• Job: Reproduce every entry exactly as shown.

• Given records:
-=-=-

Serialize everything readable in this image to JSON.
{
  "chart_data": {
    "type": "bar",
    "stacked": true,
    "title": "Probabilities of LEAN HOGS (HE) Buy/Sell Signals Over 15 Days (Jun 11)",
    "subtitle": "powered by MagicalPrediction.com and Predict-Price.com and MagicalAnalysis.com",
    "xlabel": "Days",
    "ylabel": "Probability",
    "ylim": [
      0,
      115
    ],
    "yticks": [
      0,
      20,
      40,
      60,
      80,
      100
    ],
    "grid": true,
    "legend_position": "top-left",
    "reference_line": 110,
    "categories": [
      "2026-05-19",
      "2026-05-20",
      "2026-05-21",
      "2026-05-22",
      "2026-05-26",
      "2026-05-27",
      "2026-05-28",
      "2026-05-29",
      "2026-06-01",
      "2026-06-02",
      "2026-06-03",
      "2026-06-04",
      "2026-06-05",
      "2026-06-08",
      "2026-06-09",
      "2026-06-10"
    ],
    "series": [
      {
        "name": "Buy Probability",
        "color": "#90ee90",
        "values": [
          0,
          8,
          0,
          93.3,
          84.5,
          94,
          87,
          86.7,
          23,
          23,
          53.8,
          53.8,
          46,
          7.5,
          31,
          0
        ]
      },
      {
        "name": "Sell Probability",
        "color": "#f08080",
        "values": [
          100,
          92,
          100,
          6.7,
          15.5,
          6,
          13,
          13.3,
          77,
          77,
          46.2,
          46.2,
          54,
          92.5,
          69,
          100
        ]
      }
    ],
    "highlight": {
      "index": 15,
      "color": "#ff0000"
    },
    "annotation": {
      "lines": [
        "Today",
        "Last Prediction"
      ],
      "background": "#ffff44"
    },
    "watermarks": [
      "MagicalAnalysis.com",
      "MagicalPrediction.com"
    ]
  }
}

-=-=-

• Result for this task:
Serialize everything readable in this image to JSON.
{
  "chart_data": {
    "type": "bar",
    "stacked": true,
    "title": "Probabilities of LEAN HOGS (HE) Buy/Sell Signals Over 15 Days (Jun 11)",
    "subtitle": "powered by MagicalPrediction.com and Predict-Price.com and MagicalAnalysis.com",
    "xlabel": "Days",
    "ylabel": "Probability",
    "ylim": [
      0,
      115
    ],
    "yticks": [
      0,
      20,
      40,
      60,
      80,
      100
    ],
    "grid": true,
    "legend_position": "top-left",
    "reference_line": 110,
    "categories": [
      "2026-05-19",
      "2026-05-20",
      "2026-05-21",
      "2026-05-22",
      "2026-05-26",
      "2026-05-27",
      "2026-05-28",
      "2026-05-29",
      "2026-06-01",
      "2026-06-02",
      "2026-06-03",
      "2026-06-04",
      "2026-06-05",
      "2026-06-08",
      "2026-06-09",
      "2026-06-10"
    ],
    "series": [
      {
        "name": "Buy Probability",
        "color": "#90ee90",
        "values": [
          0,
          8,
          0,
          93.3,
          84.5,
          94,
          87,
          86.7,
          23,
          23,
          53.8,
          53.8,
          46,
          7.5,
          31,
          0
        ]
      },
      {
        "name": "Sell Probability",
        "color": "#f08080",
        "values": [
          100,
          92,
          100,
          6.7,
          15.5,
          6,
          13,
          13.3,
          77,
          77,
          46.2,
          46.2,
          54,
          92.5,
          69,
          100
        ]
      }
    ],
    "highlight": {
      "index": 15,
      "color": "#ff0000"
    },
    "annotation": {
      "lines": [
        "Today",
        "Last Prediction"
      ],
      "background": "#ffff44"
    },
    "watermarks": [
      "MagicalAnalysis.com",
      "MagicalPrediction.com"
    ]
  }
}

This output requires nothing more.